START Material provided

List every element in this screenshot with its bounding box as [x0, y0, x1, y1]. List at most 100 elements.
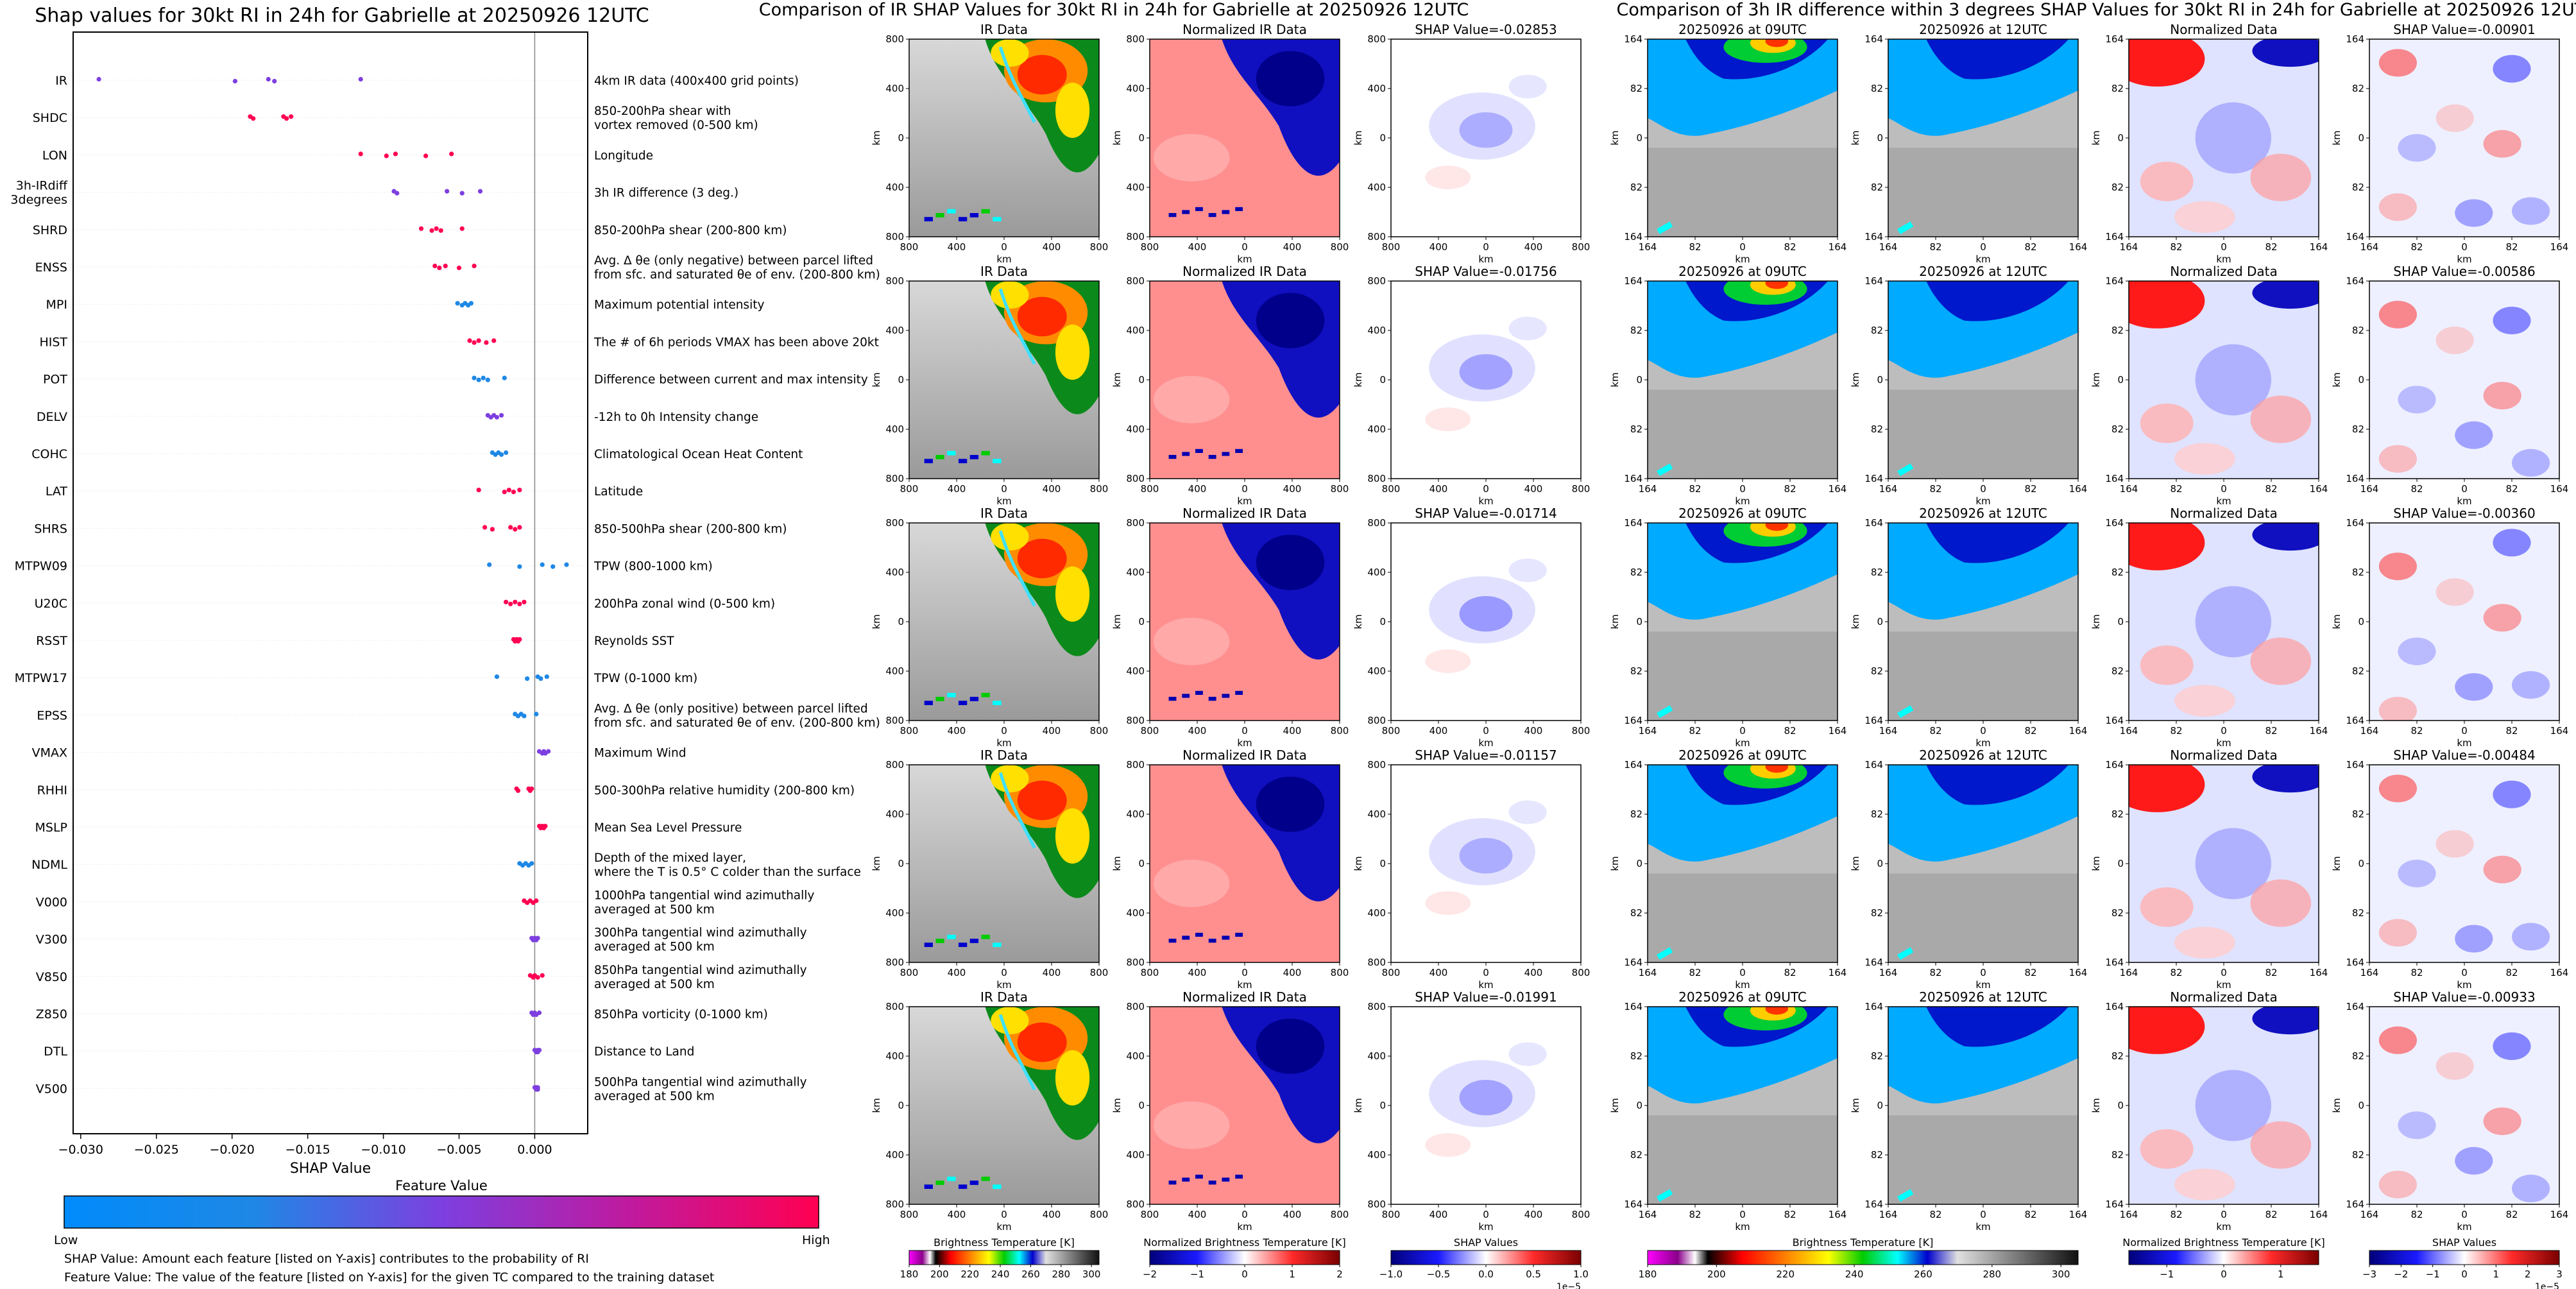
- panel-y-tick-label: 0: [2358, 374, 2364, 386]
- panel-y-tick-label: 800: [885, 1199, 904, 1210]
- panel-x-tick-label: 164: [2069, 483, 2088, 495]
- shap-dot: [564, 562, 569, 567]
- panel-x-tick-label: 800: [1572, 967, 1591, 978]
- feature-description: TPW (0-1000 km): [593, 672, 697, 685]
- panel-image: [1391, 39, 1581, 237]
- panel-x-tick-label: 82: [1689, 967, 1701, 978]
- panel-x-tick-label: 82: [1689, 1209, 1701, 1220]
- colorbar-bar: [1149, 1250, 1340, 1265]
- panel-y-tick-label: 800: [1367, 231, 1386, 243]
- panel-y-tick-label: 164: [1624, 1001, 1642, 1012]
- panel-x-tick-label: 82: [1784, 241, 1796, 253]
- colorbar-bar: [2369, 1250, 2560, 1265]
- shap-dot: [468, 301, 473, 306]
- shap-dot: [511, 490, 516, 495]
- panel-x-tick-label: 0: [1001, 1209, 1007, 1220]
- panel-x-tick-label: 400: [1283, 967, 1302, 978]
- panel-x-tick-label: 0: [1241, 967, 1248, 978]
- panel-image: [2369, 523, 2559, 721]
- panel-x-tick-label: 400: [948, 725, 966, 737]
- colorbar-label: Brightness Temperature [K]: [934, 1236, 1075, 1249]
- panel-x-tick-label: 164: [1829, 1209, 1847, 1220]
- shap-dot: [502, 490, 507, 495]
- panel-x-tick-label: 800: [1572, 1209, 1591, 1220]
- panel-y-tick-label: 0: [1138, 132, 1145, 144]
- panel-y-tick-label: 82: [1871, 907, 1883, 919]
- panel-y-tick-label: 400: [1126, 1050, 1145, 1062]
- panel-y-tick-label: 164: [2105, 33, 2124, 45]
- panel-x-tick-label: 400: [1043, 241, 1061, 253]
- panel-x-tick-label: 800: [1572, 483, 1591, 495]
- panel-x-tick-label: 82: [2024, 967, 2036, 978]
- panel-x-tick-label: 400: [1524, 725, 1543, 737]
- panel-y-tick-label: 164: [1864, 1001, 1883, 1012]
- panel-x-tick-label: 0: [1739, 967, 1746, 978]
- panel-x-tick-label: 164: [2120, 1209, 2138, 1220]
- panel-x-tick-label: 82: [2024, 725, 2036, 737]
- panel-y-tick-label: 400: [885, 567, 904, 578]
- panel-ylabel: km: [2090, 372, 2102, 387]
- feature-description: 200hPa zonal wind (0-500 km): [594, 597, 775, 611]
- panel-y-tick-label: 164: [1624, 517, 1642, 529]
- colorbar-tick-label: 0: [2221, 1268, 2227, 1280]
- panel-x-tick-label: 0: [1241, 483, 1248, 495]
- panel-image: [1888, 39, 2078, 237]
- x-tick-label: −0.010: [361, 1143, 405, 1157]
- panel-x-tick-label: 164: [2310, 1209, 2328, 1220]
- panel-y-tick-label: 400: [1367, 1149, 1386, 1161]
- shap-dot: [395, 191, 400, 196]
- shap-dot: [289, 114, 294, 119]
- feature-label: SHRD: [33, 223, 67, 237]
- panel-y-tick-label: 82: [2352, 567, 2364, 578]
- shap-dot: [434, 226, 439, 231]
- note-feature: Feature Value: The value of the feature …: [64, 1270, 714, 1285]
- feature-description: averaged at 500 km: [594, 1089, 715, 1103]
- colorbar-label: Normalized Brightness Temperature [K]: [2122, 1236, 2325, 1249]
- panel-xlabel: km: [2216, 979, 2231, 991]
- feature-label: LON: [42, 148, 67, 162]
- panel-x-tick-label: 0: [1001, 967, 1007, 978]
- colorbar: Brightness Temperature [K] 180 200 220 240 26…: [900, 1236, 1101, 1280]
- colorbar-tick-label: 2: [1336, 1268, 1343, 1280]
- panel-x-tick-label: 164: [2069, 967, 2088, 978]
- panel-x-tick-label: 164: [2550, 483, 2569, 495]
- panel-xlabel: km: [2457, 495, 2471, 507]
- panel-image: [1888, 765, 2078, 962]
- panel-y-tick-label: 164: [2346, 33, 2364, 45]
- panel-y-tick-label: 800: [1126, 33, 1145, 45]
- panel-y-tick-label: 164: [2105, 275, 2124, 287]
- panel-y-tick-label: 164: [2346, 517, 2364, 529]
- panel-y-tick-label: 0: [1379, 616, 1386, 627]
- feature-label: 3h-IRdiff: [16, 179, 68, 193]
- panel-x-tick-label: 164: [1829, 483, 1847, 495]
- panel-y-tick-label: 164: [2346, 715, 2364, 726]
- colorbar-tick-label: 1: [2278, 1268, 2284, 1280]
- panel-y-tick-label: 164: [2105, 517, 2124, 529]
- panel-x-tick-label: 800: [900, 725, 919, 737]
- panel-xlabel: km: [1735, 979, 1750, 991]
- shap-dot: [504, 599, 509, 604]
- panel-title: IR Data: [980, 22, 1028, 37]
- panel-ylabel: km: [2331, 1098, 2342, 1113]
- panel-x-tick-label: 0: [1001, 483, 1007, 495]
- panel-y-tick-label: 400: [1367, 567, 1386, 578]
- shap-dot: [508, 601, 513, 606]
- panel-y-tick-label: 800: [885, 231, 904, 243]
- panel-x-tick-label: 164: [1639, 1209, 1657, 1220]
- panel-x-tick-label: 82: [2024, 1209, 2036, 1220]
- colorbar-tick-label: −2: [2394, 1268, 2408, 1280]
- panel-image: [1150, 281, 1340, 479]
- panel-y-tick-label: 82: [2352, 907, 2364, 919]
- panel-title: Normalized Data: [2170, 22, 2278, 37]
- panel-title: Normalized Data: [2170, 747, 2278, 763]
- shap-dot: [449, 151, 454, 157]
- feature-description: 850hPa vorticity (0-1000 km): [594, 1008, 768, 1021]
- panel-y-tick-label: 164: [1624, 1199, 1642, 1210]
- panel-x-tick-label: 800: [900, 1209, 919, 1220]
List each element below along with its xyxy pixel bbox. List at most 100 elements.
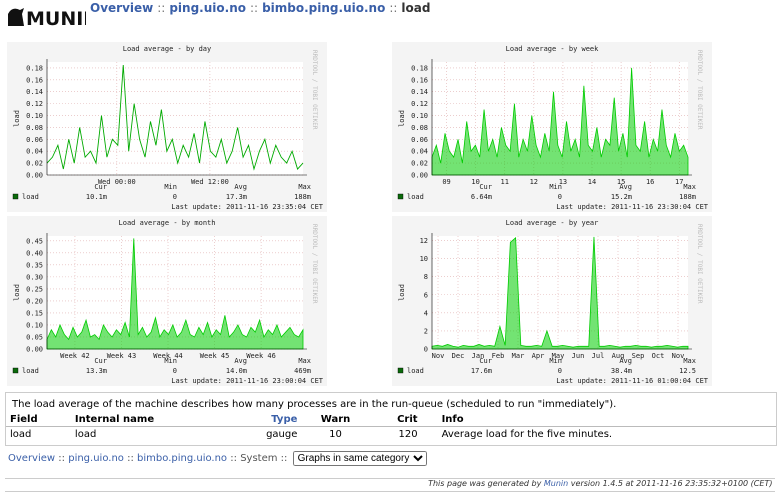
nav-link[interactable]: ping.uio.no [68,453,124,464]
x-tick-label: Sep [632,352,645,360]
y-tick-label: 0.12 [411,100,428,108]
y-tick-label: 0.04 [411,148,428,156]
stat-header: Cur [94,357,107,365]
stat-value: 6.64m [471,193,492,201]
stat-header: Max [298,357,311,365]
th: Crit [369,413,422,427]
graph-title: Load average - by month [119,219,216,227]
stat-header: Min [164,357,177,365]
separator: :: [58,453,66,464]
stat-value: 15.2m [611,193,632,201]
x-tick-label: Week 43 [107,352,137,360]
td: load [74,429,97,440]
y-tick-label: 6 [424,291,428,299]
x-tick-label: 10 [471,178,479,186]
td: Average load for the five minutes. [441,429,613,440]
stat-value: 38.4m [611,367,632,375]
legend-name: load [22,193,39,201]
stat-value: 0 [173,367,177,375]
y-tick-label: 12 [420,237,428,245]
th: Info [421,413,776,427]
y-tick-label: 0.14 [26,88,43,96]
y-tick-label: 0.06 [26,136,43,144]
side-label: RRDTOOL / TOBI OETIKER [696,224,703,304]
stat-header: Min [164,183,177,191]
separator: :: [280,453,288,464]
category: System [240,453,278,464]
generated-text: version 1.4.5 at 2011-11-16 23:35:32+010… [570,479,773,488]
y-axis-label: load [13,284,21,301]
y-tick-label: 0.18 [26,64,43,72]
x-tick-label: Mar [512,352,525,360]
td: gauge [266,429,298,440]
x-tick-label: Wed 12:00 [191,178,229,186]
graph-title: Load average - by week [506,45,600,53]
stat-value: 12.5 [679,367,696,375]
stat-header: Min [549,357,562,365]
description: The load average of the machine describe… [12,399,617,410]
stat-header: Max [298,183,311,191]
graph-panel: Load average - by month load RRDTOOL / TOB… [7,216,327,386]
td: 120 [398,429,418,440]
stat-header: Avg [619,183,632,191]
y-tick-label: 0.45 [26,237,43,245]
crumb-link[interactable]: ping.uio.no [169,1,246,15]
y-tick-label: 0.30 [26,273,43,281]
y-tick-label: 0.08 [411,124,428,132]
side-label: RRDTOOL / TOBI OETIKER [311,224,318,304]
y-tick-label: 0.40 [26,249,43,257]
stat-value: 10.1m [86,193,107,201]
y-tick-label: 0 [424,346,428,354]
y-tick-label: 0.00 [26,172,43,180]
y-tick-label: 0.04 [26,148,43,156]
y-tick-label: 0.10 [26,321,43,329]
legend-swatch [397,193,404,200]
y-tick-label: 4 [424,309,428,317]
y-tick-label: 0.15 [26,309,43,317]
x-tick-label: Week 42 [60,352,90,360]
row: load load gauge 10 120 Average load for … [6,427,776,443]
x-tick-label: 09 [442,178,450,186]
x-tick-label: Aug [612,352,625,360]
th[interactable]: Type [229,413,302,427]
y-tick-label: 0.25 [26,285,43,293]
x-tick-label: Jul [592,352,605,360]
stat-value: 0 [558,193,562,201]
y-tick-label: 0.06 [411,136,428,144]
nav-link[interactable]: bimbo.ping.uio.no [137,453,228,464]
current-page: load [401,1,431,15]
logo-icon [8,8,24,26]
y-tick-label: 2 [424,327,428,335]
crumb-link[interactable]: bimbo.ping.uio.no [262,1,386,15]
crumb-link[interactable]: Overview [90,1,154,15]
nav-link[interactable]: Overview [8,453,56,464]
y-tick-label: 0.14 [411,88,428,96]
breadcrumb: Overview:: ping.uio.no:: bimbo.ping.uio.no… [90,1,430,15]
x-tick-label: 17 [675,178,683,186]
y-tick-label: 0.12 [26,100,43,108]
y-axis-label: load [13,110,21,127]
plot-area [47,62,303,175]
y-tick-label: 0.16 [411,76,428,84]
plot-area [432,236,688,349]
graph-title: Load average - by year [506,219,599,227]
munin-link[interactable]: Munin [543,479,569,488]
stat-header: Avg [234,183,247,191]
x-tick-label: 16 [646,178,654,186]
x-tick-label: May [552,352,565,360]
stat-header: Max [683,357,696,365]
category-select[interactable]: Graphs in same category [292,451,427,466]
legend-name: load [407,193,424,201]
stat-value: 0 [173,193,177,201]
x-tick-label: Dec [452,352,465,360]
separator: :: [230,453,237,464]
x-tick-label: Feb [492,352,505,360]
y-tick-label: 0.20 [26,297,43,305]
area [431,67,689,176]
x-tick-label: 14 [588,178,596,186]
x-tick-label: Jun [572,352,585,360]
side-label: RRDTOOL / TOBI OETIKER [311,50,318,130]
td: 10 [329,429,342,440]
y-axis-label: load [398,284,406,301]
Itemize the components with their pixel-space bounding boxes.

END Material provided

Rewrite the part that opens with the line containing "nav-link[interactable]: ping.uio.no [68,453,124,464]" and closes with the line containing "y-tick-label: 6 [424,291,428,299]", swapping "stat-header" for "column-header" and leaving everything else unchanged.

nav-link[interactable]: ping.uio.no [68,453,124,464]
x-tick-label: Sep [632,352,645,360]
y-tick-label: 0.12 [411,100,428,108]
y-tick-label: 0.04 [411,148,428,156]
column-header: Cur [94,357,107,365]
stat-value: 6.64m [471,193,492,201]
column-header: Max [298,357,311,365]
th: Crit [369,413,422,427]
graph-title: Load average - by month [119,219,216,227]
column-header: Min [164,357,177,365]
separator: :: [58,453,66,464]
stat-value: 15.2m [611,193,632,201]
x-tick-label: Week 43 [107,352,137,360]
td: load [74,429,97,440]
y-tick-label: 6 [424,291,428,299]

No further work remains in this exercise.